### [Aim of the task]
Locate the lines of the listing below that hold "view", then copy each of them.

### [Records to use]
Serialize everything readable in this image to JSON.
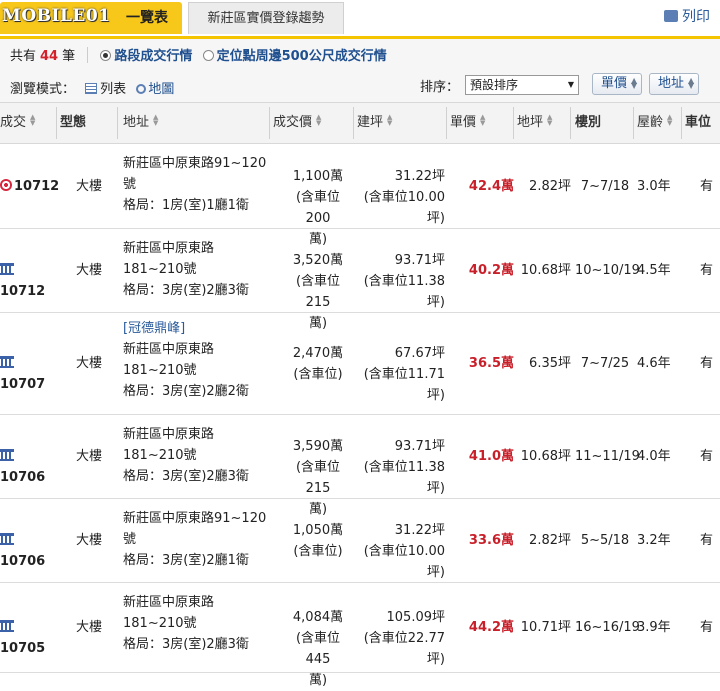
{
  "tabs": {
    "logo": "MOBILE01",
    "active_label": "一覽表",
    "second_label": "新莊區實價登錄趨勢",
    "print_label": "列印"
  },
  "summary": {
    "prefix": "共有",
    "count": "44",
    "suffix": "筆",
    "option_road": "路段成交行情",
    "option_radius": "定位點周邊500公尺成交行情"
  },
  "view": {
    "label": "瀏覽模式：",
    "list": "列表",
    "map": "地圖",
    "sort_label": "排序：",
    "sort_value": "預設排序",
    "btn_unit_price": "單價",
    "btn_land": "地址"
  },
  "columns": {
    "deal": "成交",
    "type": "型態",
    "address": "地址",
    "price": "成交價",
    "area": "建坪",
    "unit": "單價",
    "land": "地坪",
    "floor": "樓別",
    "age": "屋齡",
    "parking": "車位"
  },
  "rows": [
    {
      "icon": "target-icon",
      "id": "10712",
      "type": "大樓",
      "tag": "",
      "addr1": "新莊區中原東路91~120",
      "addr2": "號",
      "layout": "格局：1房(室)1廳1衛",
      "price1": "1,100萬",
      "price2": "(含車位200",
      "price3": "萬)",
      "area1": "31.22坪",
      "area2": "(含車位10.00",
      "area3": "坪)",
      "unit": "42.4萬",
      "land": "2.82坪",
      "floor": "7~7/18",
      "age": "3.0年",
      "park": "有"
    },
    {
      "icon": "bank-icon",
      "id": "10712",
      "type": "大樓",
      "tag": "",
      "addr1": "新莊區中原東路",
      "addr2": "181~210號",
      "layout": "格局：3房(室)2廳3衛",
      "price1": "3,520萬",
      "price2": "(含車位215",
      "price3": "萬)",
      "area1": "93.71坪",
      "area2": "(含車位11.38",
      "area3": "坪)",
      "unit": "40.2萬",
      "land": "10.68坪",
      "floor": "10~10/19",
      "age": "4.5年",
      "park": "有"
    },
    {
      "icon": "bank-icon",
      "id": "10707",
      "type": "大樓",
      "tag": "[冠德鼎峰]",
      "addr1": "新莊區中原東路",
      "addr2": "181~210號",
      "layout": "格局：3房(室)2廳2衛",
      "price1": "2,470萬",
      "price2": "(含車位)",
      "price3": "",
      "area1": "67.67坪",
      "area2": "(含車位11.71",
      "area3": "坪)",
      "unit": "36.5萬",
      "land": "6.35坪",
      "floor": "7~7/25",
      "age": "4.6年",
      "park": "有"
    },
    {
      "icon": "bank-icon",
      "id": "10706",
      "type": "大樓",
      "tag": "",
      "addr1": "新莊區中原東路",
      "addr2": "181~210號",
      "layout": "格局：3房(室)2廳3衛",
      "price1": "3,590萬",
      "price2": "(含車位215",
      "price3": "萬)",
      "area1": "93.71坪",
      "area2": "(含車位11.38",
      "area3": "坪)",
      "unit": "41.0萬",
      "land": "10.68坪",
      "floor": "11~11/19",
      "age": "4.0年",
      "park": "有"
    },
    {
      "icon": "bank-icon",
      "id": "10706",
      "type": "大樓",
      "tag": "",
      "addr1": "新莊區中原東路91~120",
      "addr2": "號",
      "layout": "格局：3房(室)2廳1衛",
      "price1": "1,050萬",
      "price2": "(含車位)",
      "price3": "",
      "area1": "31.22坪",
      "area2": "(含車位10.00",
      "area3": "坪)",
      "unit": "33.6萬",
      "land": "2.82坪",
      "floor": "5~5/18",
      "age": "3.2年",
      "park": "有"
    },
    {
      "icon": "bank-icon",
      "id": "10705",
      "type": "大樓",
      "tag": "",
      "addr1": "新莊區中原東路",
      "addr2": "181~210號",
      "layout": "格局：3房(室)2廳3衛",
      "price1": "4,084萬",
      "price2": "(含車位445",
      "price3": "萬)",
      "area1": "105.09坪",
      "area2": "(含車位22.77",
      "area3": "坪)",
      "unit": "44.2萬",
      "land": "10.71坪",
      "floor": "16~16/19",
      "age": "3.9年",
      "park": "有"
    }
  ]
}
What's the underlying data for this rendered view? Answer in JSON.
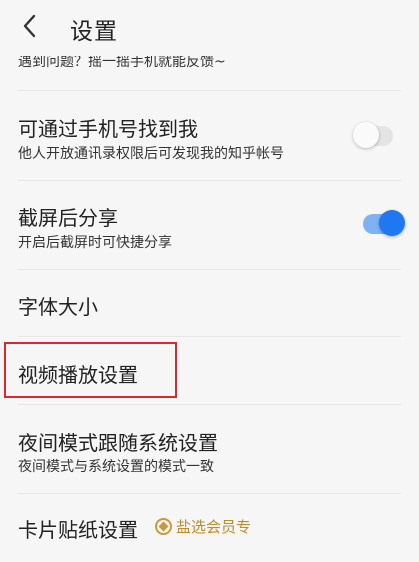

### [Expected answer]
  "view": {
What's the underlying data for this rendered view? Answer in JSON.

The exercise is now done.